Exercise details: Copy the lines below as they are; omit the images they contain.

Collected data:
════════════════

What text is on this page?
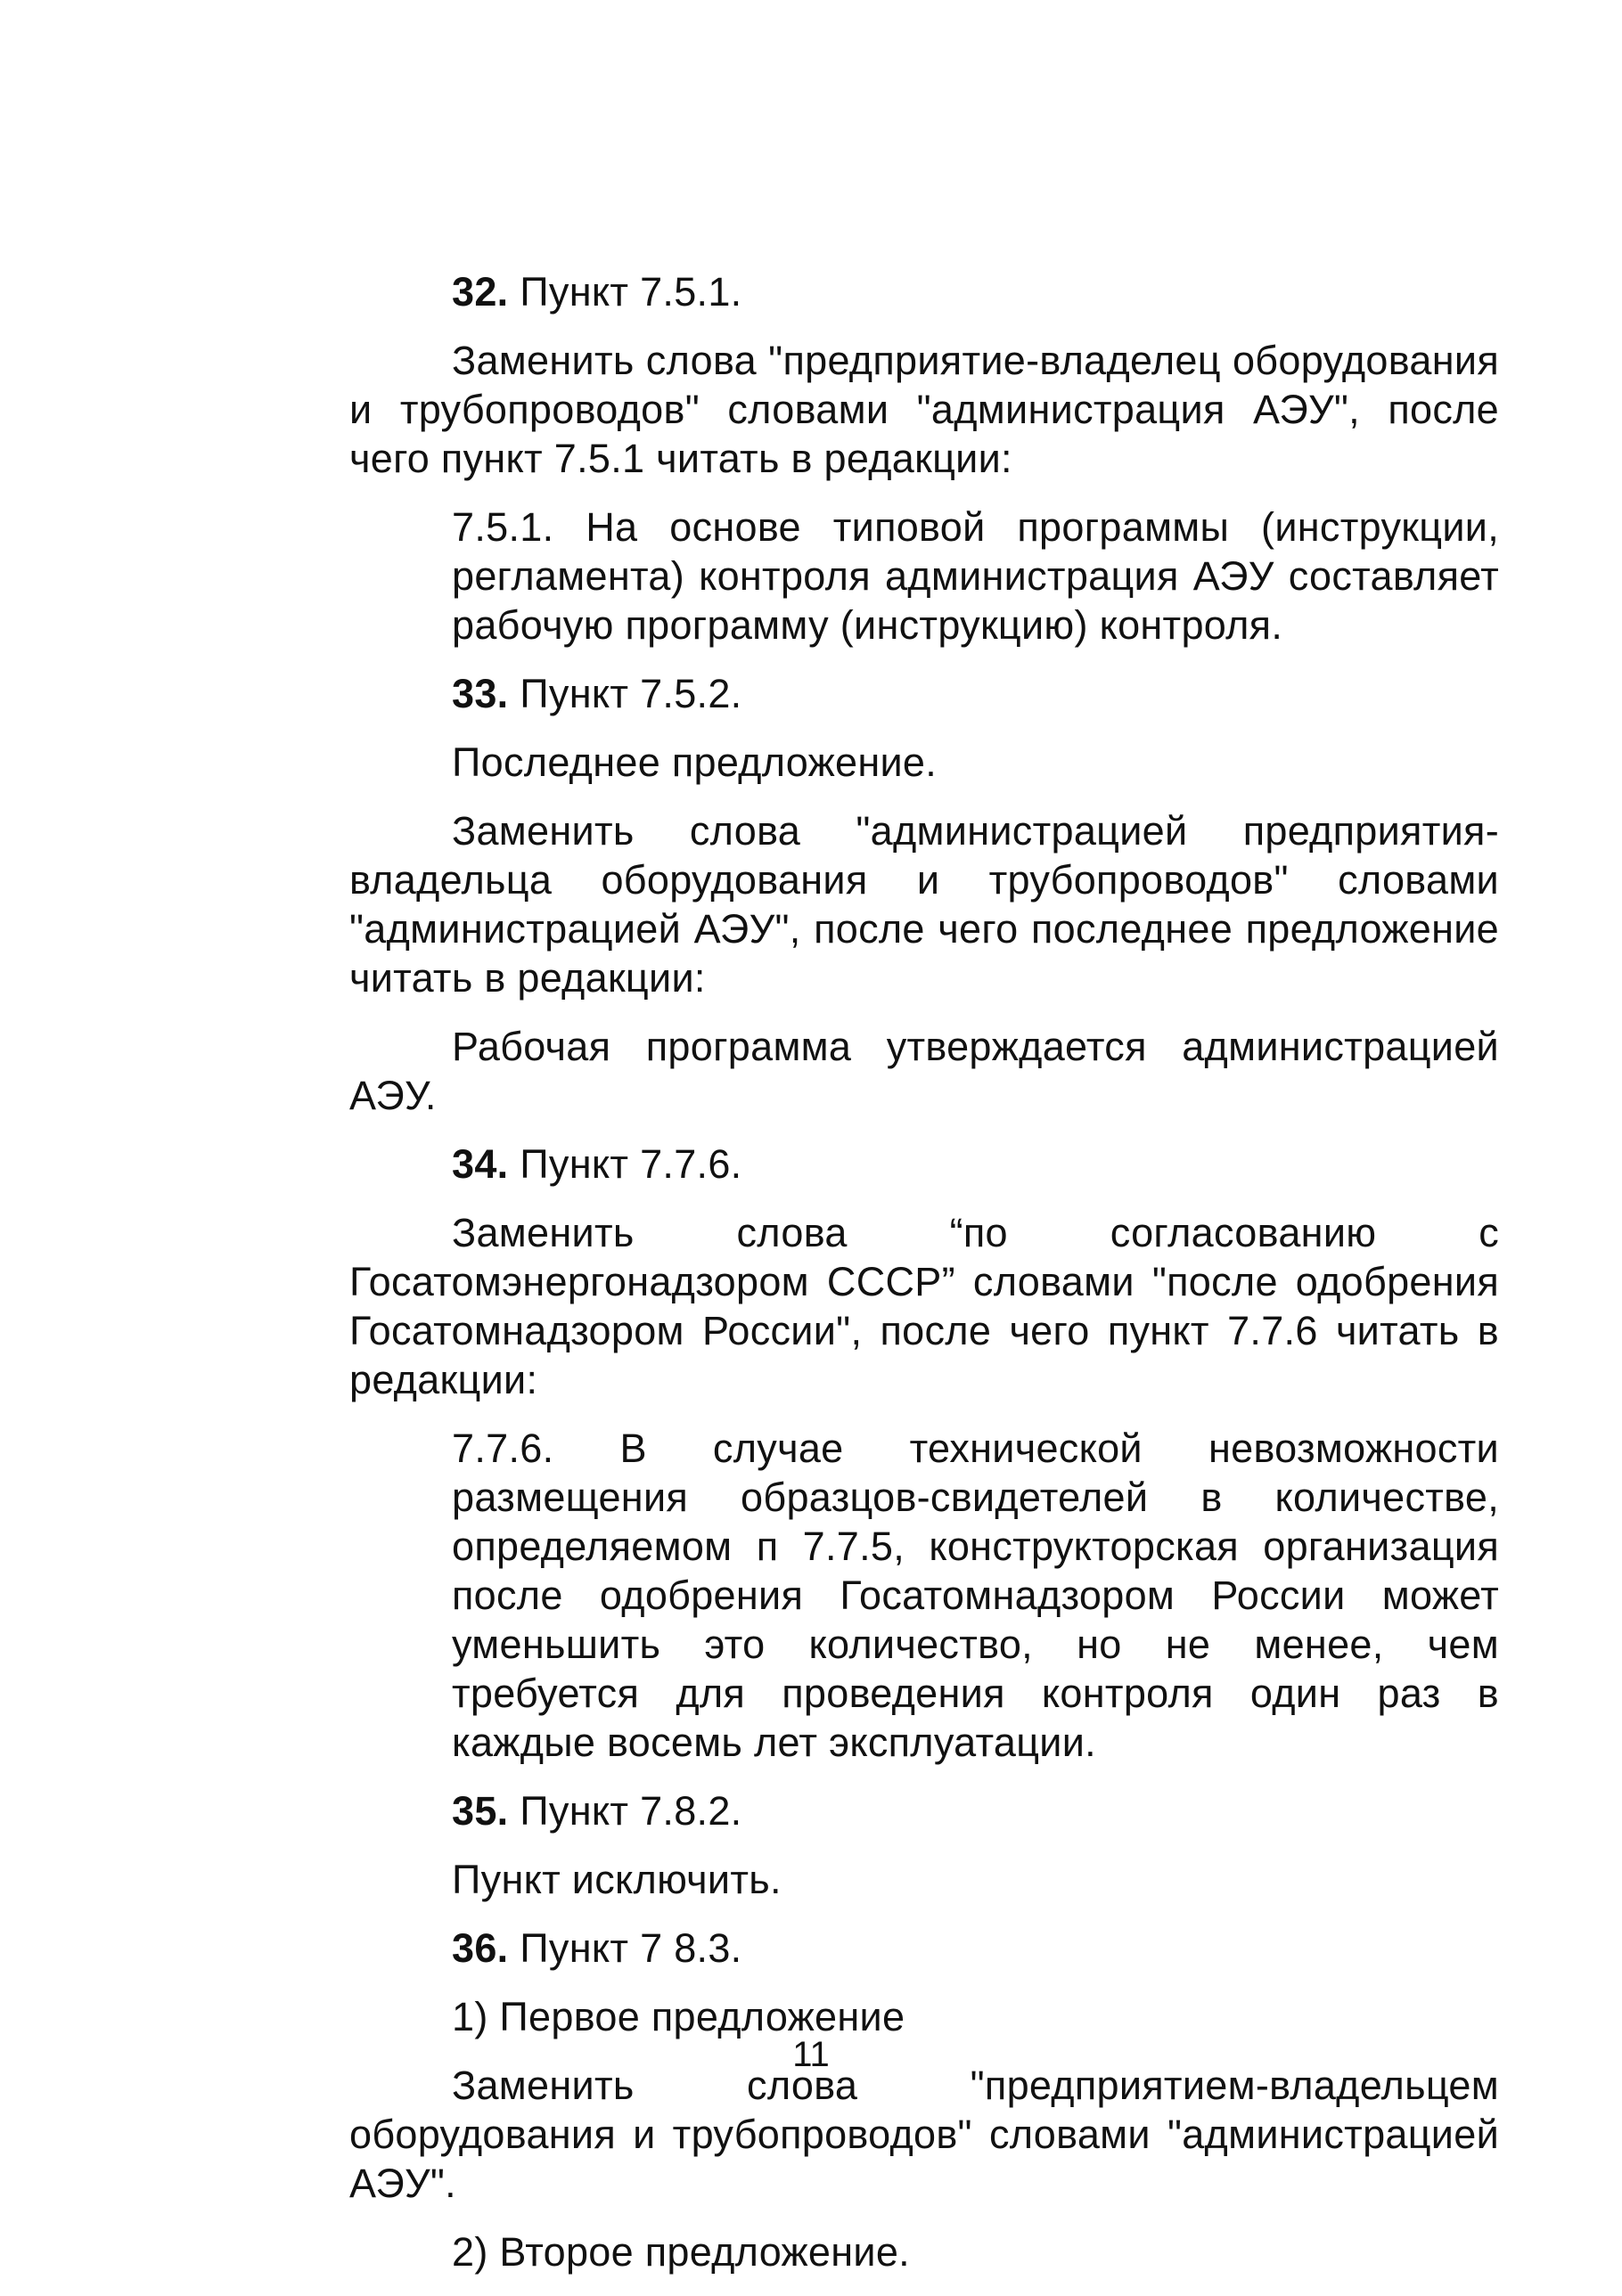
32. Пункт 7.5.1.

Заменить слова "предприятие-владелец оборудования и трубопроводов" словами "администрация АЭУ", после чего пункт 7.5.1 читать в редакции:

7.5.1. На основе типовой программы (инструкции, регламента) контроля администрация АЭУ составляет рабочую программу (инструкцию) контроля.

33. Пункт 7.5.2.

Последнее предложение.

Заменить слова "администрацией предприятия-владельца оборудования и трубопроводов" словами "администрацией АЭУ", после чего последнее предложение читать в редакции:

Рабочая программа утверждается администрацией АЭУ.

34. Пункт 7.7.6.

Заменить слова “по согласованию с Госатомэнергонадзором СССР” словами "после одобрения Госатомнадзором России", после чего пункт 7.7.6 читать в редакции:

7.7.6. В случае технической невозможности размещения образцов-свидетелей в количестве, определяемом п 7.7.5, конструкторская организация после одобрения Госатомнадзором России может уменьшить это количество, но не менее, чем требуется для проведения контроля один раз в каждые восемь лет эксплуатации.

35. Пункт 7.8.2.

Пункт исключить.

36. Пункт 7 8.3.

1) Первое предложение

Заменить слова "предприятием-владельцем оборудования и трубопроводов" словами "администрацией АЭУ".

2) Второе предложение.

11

════════════════

Full solution:
What text is on this page?
32. Пункт 7.5.1.

Заменить слова "предприятие-владелец оборудования и трубопроводов" словами "администрация АЭУ", после чего пункт 7.5.1 читать в редакции:

7.5.1. На основе типовой программы (инструкции, регламента) контроля администрация АЭУ составляет рабочую программу (инструкцию) контроля.

33. Пункт 7.5.2.

Последнее предложение.

Заменить слова "администрацией предприятия-владельца оборудования и трубопроводов" словами "администрацией АЭУ", после чего последнее предложение читать в редакции:

Рабочая программа утверждается администрацией АЭУ.

34. Пункт 7.7.6.

Заменить слова “по согласованию с Госатомэнергонадзором СССР” словами "после одобрения Госатомнадзором России", после чего пункт 7.7.6 читать в редакции:

7.7.6. В случае технической невозможности размещения образцов-свидетелей в количестве, определяемом п 7.7.5, конструкторская организация после одобрения Госатомнадзором России может уменьшить это количество, но не менее, чем требуется для проведения контроля один раз в каждые восемь лет эксплуатации.

35. Пункт 7.8.2.

Пункт исключить.

36. Пункт 7 8.3.

1) Первое предложение

Заменить слова "предприятием-владельцем оборудования и трубопроводов" словами "администрацией АЭУ".

2) Второе предложение.

11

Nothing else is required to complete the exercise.